EXERCISE DESCRIPTION. Starting at the line that contains "Give me the", quote each line exactly through the last line of the entries, both included.

[Figure content listings]
################
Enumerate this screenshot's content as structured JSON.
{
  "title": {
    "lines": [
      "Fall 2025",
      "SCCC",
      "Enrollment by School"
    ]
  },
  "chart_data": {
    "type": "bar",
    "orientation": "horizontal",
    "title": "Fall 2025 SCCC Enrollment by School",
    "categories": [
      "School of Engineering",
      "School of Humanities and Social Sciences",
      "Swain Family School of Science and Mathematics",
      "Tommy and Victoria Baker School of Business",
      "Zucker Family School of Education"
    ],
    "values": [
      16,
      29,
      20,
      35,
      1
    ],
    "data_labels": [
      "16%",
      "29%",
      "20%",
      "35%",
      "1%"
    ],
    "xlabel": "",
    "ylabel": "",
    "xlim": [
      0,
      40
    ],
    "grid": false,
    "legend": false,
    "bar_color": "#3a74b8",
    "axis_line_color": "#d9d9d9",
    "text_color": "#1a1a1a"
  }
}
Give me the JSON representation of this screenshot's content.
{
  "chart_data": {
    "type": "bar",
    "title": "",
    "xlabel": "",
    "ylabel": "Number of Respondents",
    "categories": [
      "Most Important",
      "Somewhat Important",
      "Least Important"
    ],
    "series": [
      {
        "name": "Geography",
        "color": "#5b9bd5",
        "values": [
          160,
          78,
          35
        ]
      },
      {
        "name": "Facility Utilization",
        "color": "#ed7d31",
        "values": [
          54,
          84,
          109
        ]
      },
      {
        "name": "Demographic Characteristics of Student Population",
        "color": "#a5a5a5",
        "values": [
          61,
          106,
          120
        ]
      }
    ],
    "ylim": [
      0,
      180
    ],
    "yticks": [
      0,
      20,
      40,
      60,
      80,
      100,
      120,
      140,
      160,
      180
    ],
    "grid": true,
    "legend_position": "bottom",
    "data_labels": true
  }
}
################
FULL RESPONSE.
Give me the JSON representation of this screenshot's content.
{
  "chart_data": {
    "type": "bar",
    "title": "",
    "xlabel": "",
    "ylabel": "Number of Respondents",
    "categories": [
      "Most Important",
      "Somewhat Important",
      "Least Important"
    ],
    "series": [
      {
        "name": "Geography",
        "color": "#5b9bd5",
        "values": [
          160,
          78,
          35
        ]
      },
      {
        "name": "Facility Utilization",
        "color": "#ed7d31",
        "values": [
          54,
          84,
          109
        ]
      },
      {
        "name": "Demographic Characteristics of Student Population",
        "color": "#a5a5a5",
        "values": [
          61,
          106,
          120
        ]
      }
    ],
    "ylim": [
      0,
      180
    ],
    "yticks": [
      0,
      20,
      40,
      60,
      80,
      100,
      120,
      140,
      160,
      180
    ],
    "grid": true,
    "legend_position": "bottom",
    "data_labels": true
  }
}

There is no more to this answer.